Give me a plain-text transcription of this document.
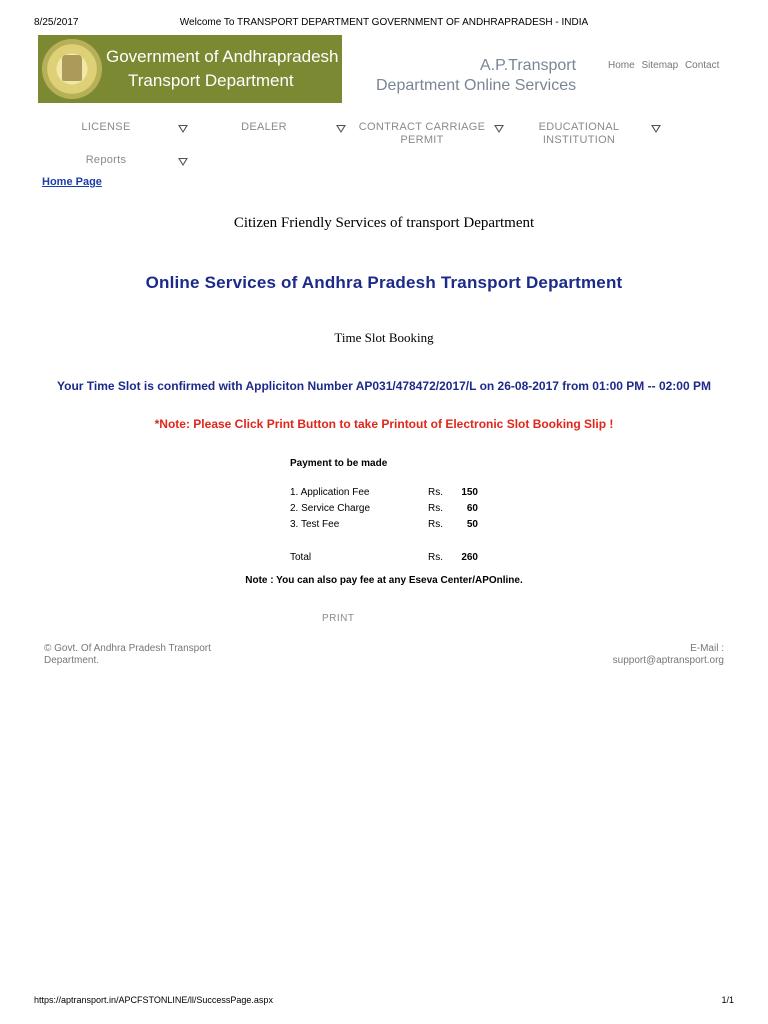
8/25/2017	Welcome To TRANSPORT DEPARTMENT GOVERNMENT OF ANDHRAPRADESH - INDIA
Government of Andhrapradesh
Transport Department
A.P.Transport
Department Online Services
Home Sitemap Contact
LICENSE	DEALER	CONTRACT CARRIAGE PERMIT
EDUCATIONAL INSTITUTION
Reports
Home Page
Citizen Friendly Services of transport Department
Online Services of Andhra Pradesh Transport Department
Time Slot Booking
Your Time Slot is confirmed with Appliciton Number AP031/478472/2017/L on 26-08-2017 from 01:00 PM -- 02:00 PM
*Note: Please Click Print Button to take Printout of Electronic Slot Booking Slip !
Payment to be made
1. Application Fee	Rs.	150
2. Service Charge	Rs.	60
3. Test Fee	Rs.	50

Total	Rs.	260
Note : You can also pay fee at any Eseva Center/APOnline.
PRINT
© Govt. Of Andhra Pradesh Transport Department.
E-Mail :
support@aptransport.org
https://aptransport.in/APCFSTONLINE/ll/SuccessPage.aspx	1/1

- Task
Omitting all images, retype each line of the records precisely.

- Complete output
Give me a plain-text transcription of this document.
8/25/2017	Welcome To TRANSPORT DEPARTMENT GOVERNMENT OF ANDHRAPRADESH - INDIA
Government of Andhrapradesh
Transport Department
A.P.Transport
Department Online Services
Home Sitemap Contact
LICENSE	DEALER	CONTRACT CARRIAGE PERMIT
EDUCATIONAL INSTITUTION
Reports
Home Page
Citizen Friendly Services of transport Department
Online Services of Andhra Pradesh Transport Department
Time Slot Booking
Your Time Slot is confirmed with Appliciton Number AP031/478472/2017/L on 26-08-2017 from 01:00 PM -- 02:00 PM
*Note: Please Click Print Button to take Printout of Electronic Slot Booking Slip !
Payment to be made
1. Application Fee	Rs.	150
2. Service Charge	Rs.	60
3. Test Fee	Rs.	50

Total	Rs.	260
Note : You can also pay fee at any Eseva Center/APOnline.
PRINT
© Govt. Of Andhra Pradesh Transport Department.
E-Mail :
support@aptransport.org
https://aptransport.in/APCFSTONLINE/ll/SuccessPage.aspx	1/1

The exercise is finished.